◆ Written problem: Switch every "answer-bracket" in the records to "blank-bracket" and leave everything else unchanged. Reproduce the records without the pictures.

[Begin Records for the task]

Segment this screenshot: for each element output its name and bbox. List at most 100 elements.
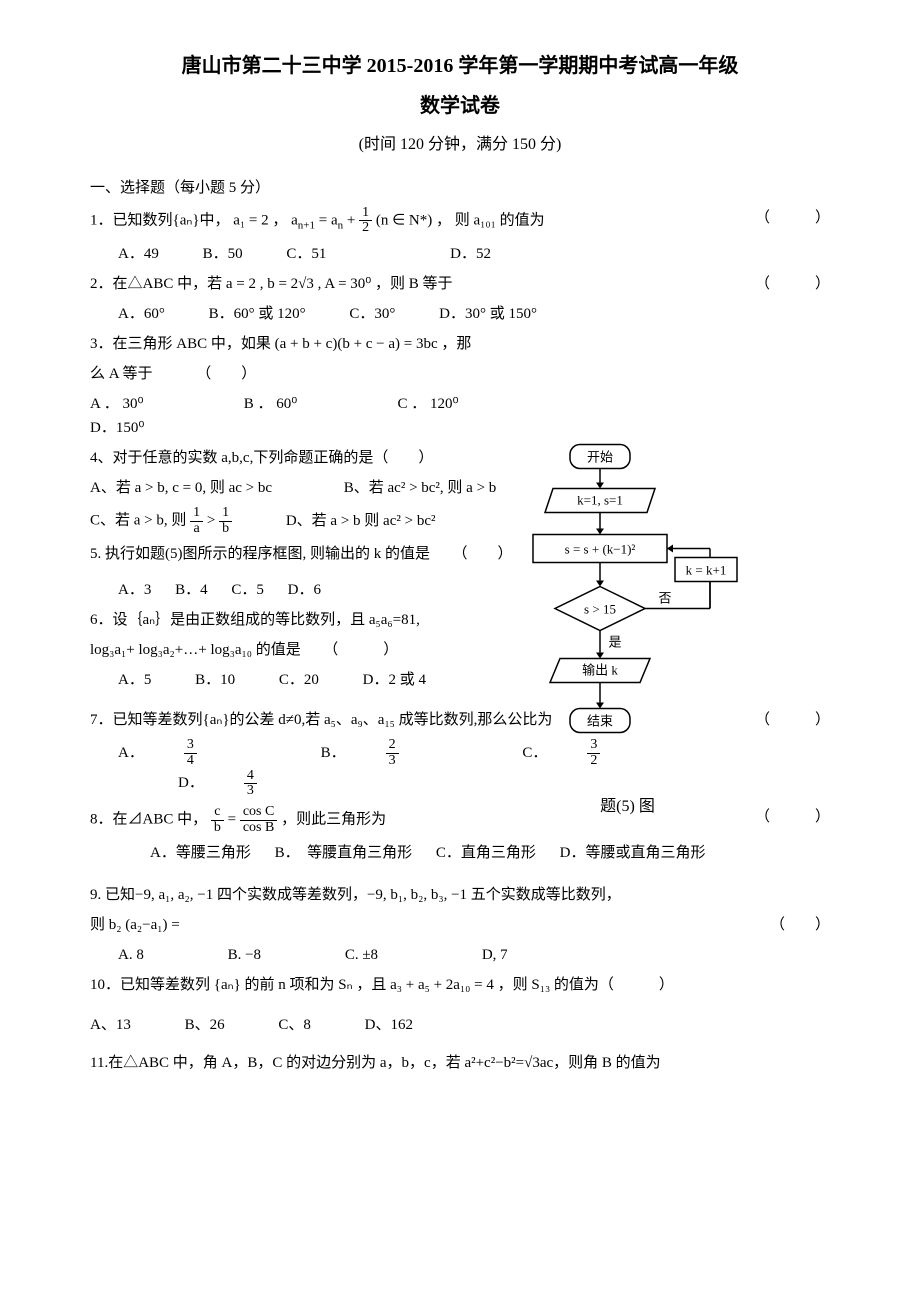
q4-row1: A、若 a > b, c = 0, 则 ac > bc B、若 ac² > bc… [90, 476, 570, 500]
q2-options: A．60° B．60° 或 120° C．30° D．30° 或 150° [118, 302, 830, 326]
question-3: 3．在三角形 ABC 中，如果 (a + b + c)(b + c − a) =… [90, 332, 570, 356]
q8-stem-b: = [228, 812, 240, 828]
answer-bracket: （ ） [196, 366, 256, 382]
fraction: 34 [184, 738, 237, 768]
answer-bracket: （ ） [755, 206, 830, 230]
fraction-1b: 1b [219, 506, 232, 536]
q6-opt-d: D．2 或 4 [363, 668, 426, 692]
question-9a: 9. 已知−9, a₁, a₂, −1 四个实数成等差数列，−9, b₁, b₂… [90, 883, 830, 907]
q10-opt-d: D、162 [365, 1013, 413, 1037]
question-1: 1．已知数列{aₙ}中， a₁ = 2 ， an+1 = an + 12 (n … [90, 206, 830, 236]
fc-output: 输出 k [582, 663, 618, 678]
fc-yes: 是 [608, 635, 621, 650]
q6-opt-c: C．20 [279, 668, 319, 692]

[End Records for the task]

◆ Output of the task:
Segment this screenshot: for each element output its name and bbox. List at most 100 elements.
q4-row1: A、若 a > b, c = 0, 则 ac > bc B、若 ac² > bc… [90, 476, 570, 500]
q2-options: A．60° B．60° 或 120° C．30° D．30° 或 150° [118, 302, 830, 326]
question-3: 3．在三角形 ABC 中，如果 (a + b + c)(b + c − a) =… [90, 332, 570, 356]
q8-stem-b: = [228, 812, 240, 828]
blank-bracket: （ ） [196, 366, 256, 382]
fraction: 34 [184, 738, 237, 768]
blank-bracket: （ ） [755, 206, 830, 230]
fraction-1b: 1b [219, 506, 232, 536]
q6-opt-d: D．2 或 4 [363, 668, 426, 692]
question-9a: 9. 已知−9, a₁, a₂, −1 四个实数成等差数列，−9, b₁, b₂… [90, 883, 830, 907]
q10-opt-d: D、162 [365, 1013, 413, 1037]
question-1: 1．已知数列{aₙ}中， a₁ = 2 ， an+1 = an + 12 (n … [90, 206, 830, 236]
fc-output: 输出 k [582, 663, 618, 678]
fc-yes: 是 [608, 635, 621, 650]
q6-opt-c: C．20 [279, 668, 319, 692]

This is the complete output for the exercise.